Task description. Search the entries below. Return every line that has "易生涝情水患" in it.

Records shown.
━━━

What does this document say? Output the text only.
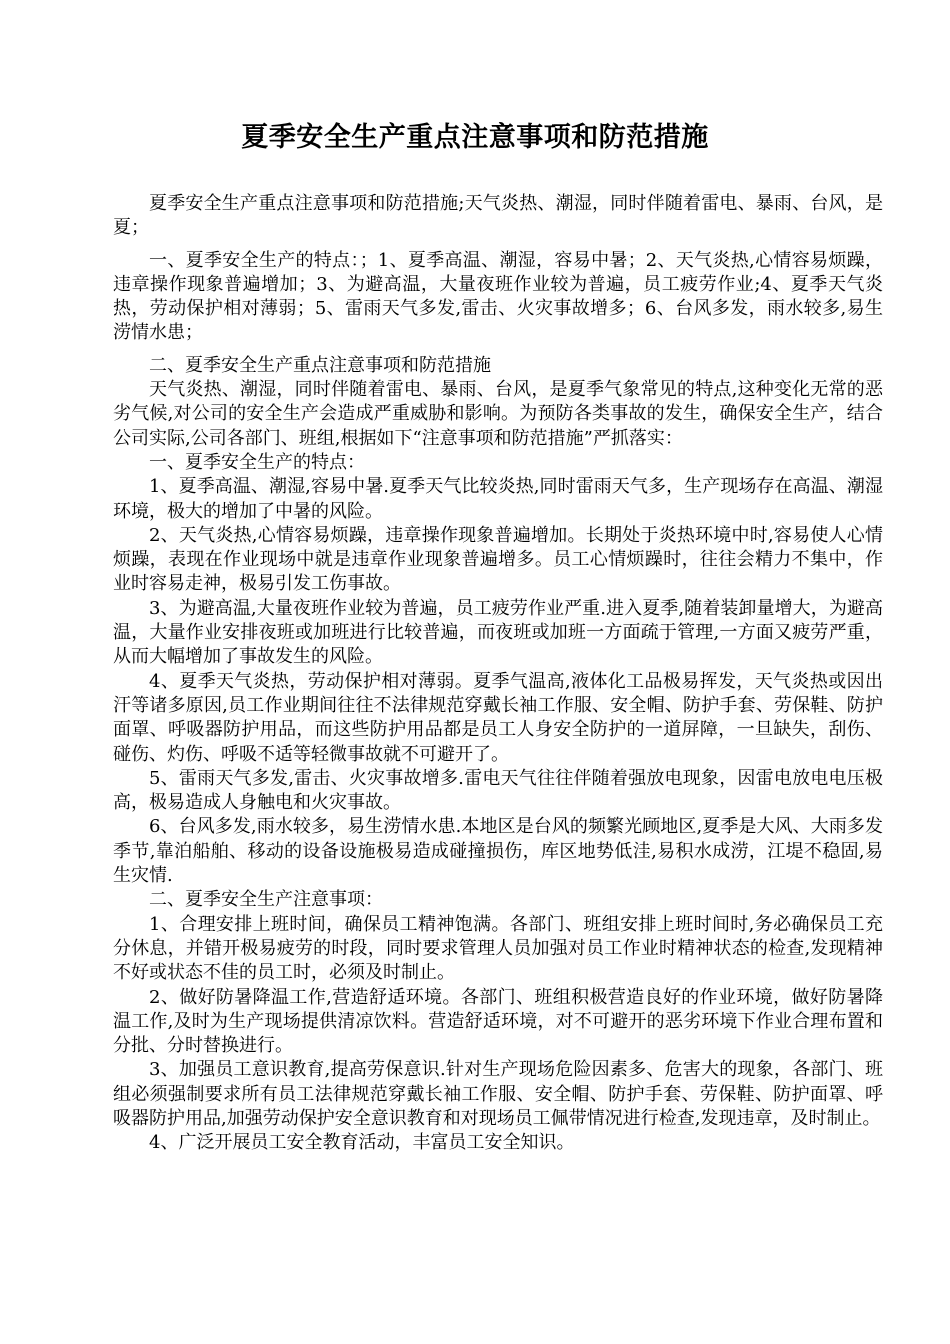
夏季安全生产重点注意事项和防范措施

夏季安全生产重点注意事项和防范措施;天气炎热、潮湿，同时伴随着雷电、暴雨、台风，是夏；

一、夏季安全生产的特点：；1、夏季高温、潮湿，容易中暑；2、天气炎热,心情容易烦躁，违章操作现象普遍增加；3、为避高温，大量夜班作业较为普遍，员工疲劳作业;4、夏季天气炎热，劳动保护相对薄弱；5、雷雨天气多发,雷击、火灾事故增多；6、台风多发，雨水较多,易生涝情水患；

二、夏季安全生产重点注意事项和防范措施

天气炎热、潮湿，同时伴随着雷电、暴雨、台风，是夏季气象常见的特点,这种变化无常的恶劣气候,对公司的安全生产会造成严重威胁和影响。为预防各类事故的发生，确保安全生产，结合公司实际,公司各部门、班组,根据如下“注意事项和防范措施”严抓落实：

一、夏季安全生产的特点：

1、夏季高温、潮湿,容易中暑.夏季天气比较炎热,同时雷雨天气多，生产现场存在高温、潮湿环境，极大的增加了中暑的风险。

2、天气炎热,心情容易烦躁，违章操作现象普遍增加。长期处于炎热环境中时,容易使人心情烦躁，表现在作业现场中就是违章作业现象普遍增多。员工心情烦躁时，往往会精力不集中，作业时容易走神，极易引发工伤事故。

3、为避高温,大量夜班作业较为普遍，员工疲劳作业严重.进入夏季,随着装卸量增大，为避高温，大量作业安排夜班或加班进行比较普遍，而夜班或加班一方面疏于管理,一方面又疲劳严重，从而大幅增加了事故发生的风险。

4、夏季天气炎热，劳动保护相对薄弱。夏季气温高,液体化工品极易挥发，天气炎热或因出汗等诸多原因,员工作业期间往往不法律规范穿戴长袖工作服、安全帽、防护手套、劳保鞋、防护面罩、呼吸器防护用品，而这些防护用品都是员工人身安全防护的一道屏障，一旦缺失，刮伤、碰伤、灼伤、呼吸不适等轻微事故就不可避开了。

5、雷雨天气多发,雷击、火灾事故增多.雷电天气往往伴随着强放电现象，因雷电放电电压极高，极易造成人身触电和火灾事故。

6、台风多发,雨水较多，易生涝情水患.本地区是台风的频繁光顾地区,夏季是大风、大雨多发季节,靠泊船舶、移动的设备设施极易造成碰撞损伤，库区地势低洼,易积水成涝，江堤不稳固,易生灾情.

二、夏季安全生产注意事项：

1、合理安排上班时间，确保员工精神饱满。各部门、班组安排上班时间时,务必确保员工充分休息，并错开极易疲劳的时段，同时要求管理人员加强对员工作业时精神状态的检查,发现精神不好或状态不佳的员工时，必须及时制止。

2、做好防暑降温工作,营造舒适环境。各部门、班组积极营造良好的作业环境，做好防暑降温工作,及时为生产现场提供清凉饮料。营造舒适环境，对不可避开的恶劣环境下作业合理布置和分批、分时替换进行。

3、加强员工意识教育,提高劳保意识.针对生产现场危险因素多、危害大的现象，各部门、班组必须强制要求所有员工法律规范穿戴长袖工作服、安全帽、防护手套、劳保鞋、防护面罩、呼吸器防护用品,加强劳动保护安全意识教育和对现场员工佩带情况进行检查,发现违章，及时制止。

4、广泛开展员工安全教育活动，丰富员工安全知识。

━━━

Solution to this task.
一、夏季安全生产的特点：；1、夏季高温、潮湿，容易中暑；2、天气炎热,心情容易烦躁，违章操作现象普遍增加；3、为避高温，大量夜班作业较为普遍，员工疲劳作业;4、夏季天气炎热，劳动保护相对薄弱；5、雷雨天气多发,雷击、火灾事故增多；6、台风多发，雨水较多,易生涝情水患；
6、台风多发,雨水较多，易生涝情水患.本地区是台风的频繁光顾地区,夏季是大风、大雨多发季节,靠泊船舶、移动的设备设施极易造成碰撞损伤，库区地势低洼,易积水成涝，江堤不稳固,易生灾情.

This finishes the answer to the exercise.